## DESCRIPTION OF THE TASK
In this exercise, return only the lines that run from the line with "What data populates" to the end of the entries below, both included. Pictures are not copied.

┌────────

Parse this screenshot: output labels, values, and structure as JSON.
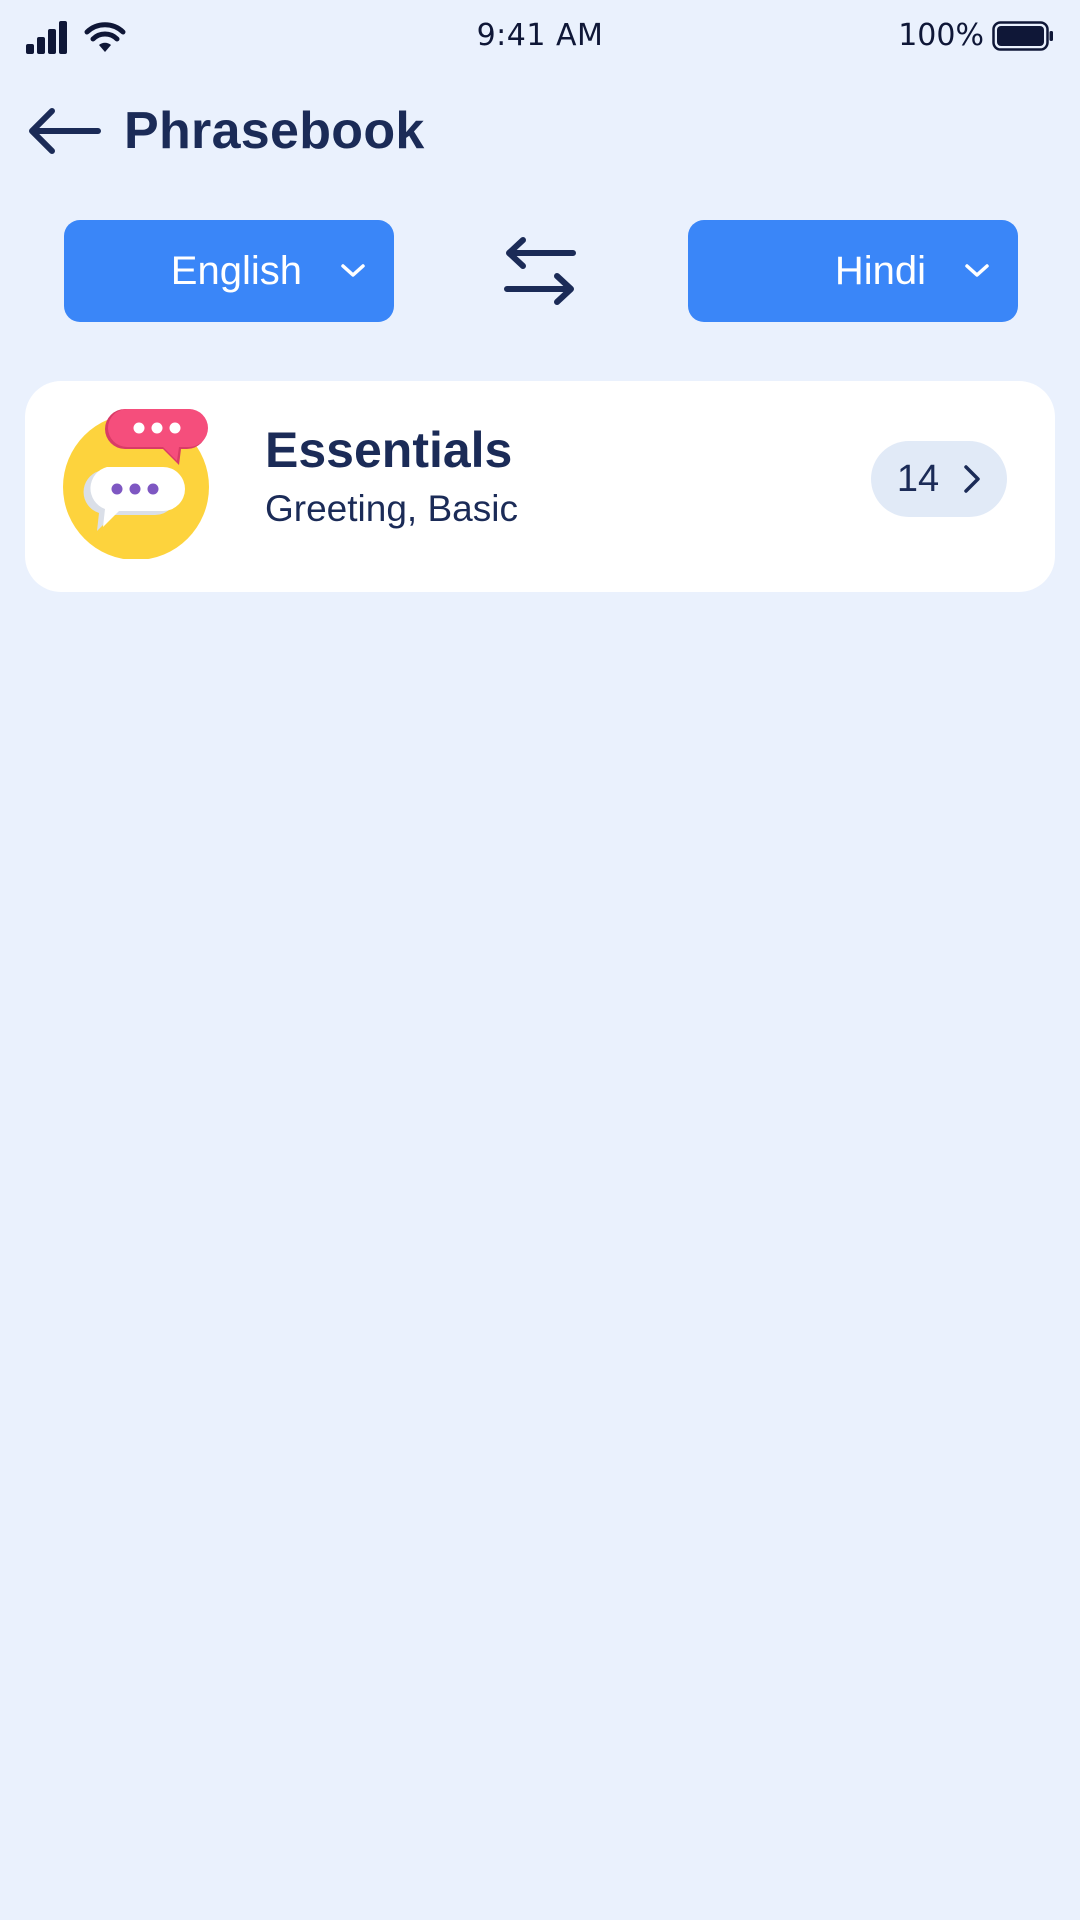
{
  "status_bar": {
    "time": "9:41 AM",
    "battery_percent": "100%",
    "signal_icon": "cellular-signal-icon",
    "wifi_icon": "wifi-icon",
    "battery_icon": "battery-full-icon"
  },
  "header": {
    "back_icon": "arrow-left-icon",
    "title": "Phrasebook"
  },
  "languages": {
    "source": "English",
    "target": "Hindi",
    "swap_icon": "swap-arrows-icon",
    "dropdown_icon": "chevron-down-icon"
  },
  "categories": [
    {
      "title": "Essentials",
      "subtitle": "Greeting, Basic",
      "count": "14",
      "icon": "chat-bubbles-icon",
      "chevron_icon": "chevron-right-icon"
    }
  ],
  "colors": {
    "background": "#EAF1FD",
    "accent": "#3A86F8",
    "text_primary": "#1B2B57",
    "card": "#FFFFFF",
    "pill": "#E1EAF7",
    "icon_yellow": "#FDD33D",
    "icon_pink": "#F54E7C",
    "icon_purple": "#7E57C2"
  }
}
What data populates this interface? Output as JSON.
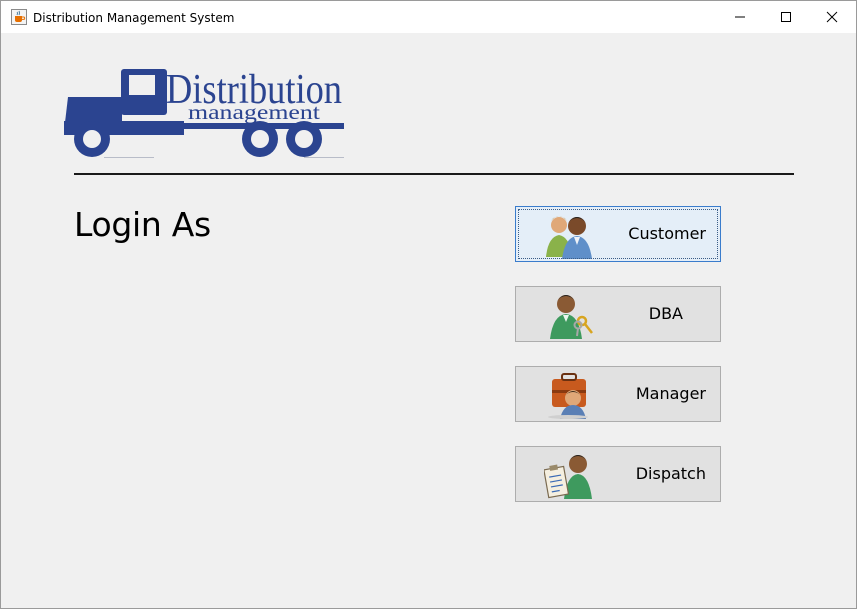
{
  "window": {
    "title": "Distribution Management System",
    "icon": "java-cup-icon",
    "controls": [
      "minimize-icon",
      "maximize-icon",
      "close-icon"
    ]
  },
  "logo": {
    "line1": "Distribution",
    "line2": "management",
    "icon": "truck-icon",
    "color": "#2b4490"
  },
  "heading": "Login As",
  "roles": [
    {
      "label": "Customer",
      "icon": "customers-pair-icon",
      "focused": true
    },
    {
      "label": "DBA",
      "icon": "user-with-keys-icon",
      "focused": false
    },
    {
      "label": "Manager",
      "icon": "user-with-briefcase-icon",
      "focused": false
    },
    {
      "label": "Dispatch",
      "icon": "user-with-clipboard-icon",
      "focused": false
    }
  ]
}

└────────

## RESPONSE TO THIS EXERCISE
What data populates this interface? Output as JSON.
{
  "window": {
    "title": "Distribution Management System",
    "icon": "java-cup-icon",
    "controls": [
      "minimize-icon",
      "maximize-icon",
      "close-icon"
    ]
  },
  "logo": {
    "line1": "Distribution",
    "line2": "management",
    "icon": "truck-icon",
    "color": "#2b4490"
  },
  "heading": "Login As",
  "roles": [
    {
      "label": "Customer",
      "icon": "customers-pair-icon",
      "focused": true
    },
    {
      "label": "DBA",
      "icon": "user-with-keys-icon",
      "focused": false
    },
    {
      "label": "Manager",
      "icon": "user-with-briefcase-icon",
      "focused": false
    },
    {
      "label": "Dispatch",
      "icon": "user-with-clipboard-icon",
      "focused": false
    }
  ]
}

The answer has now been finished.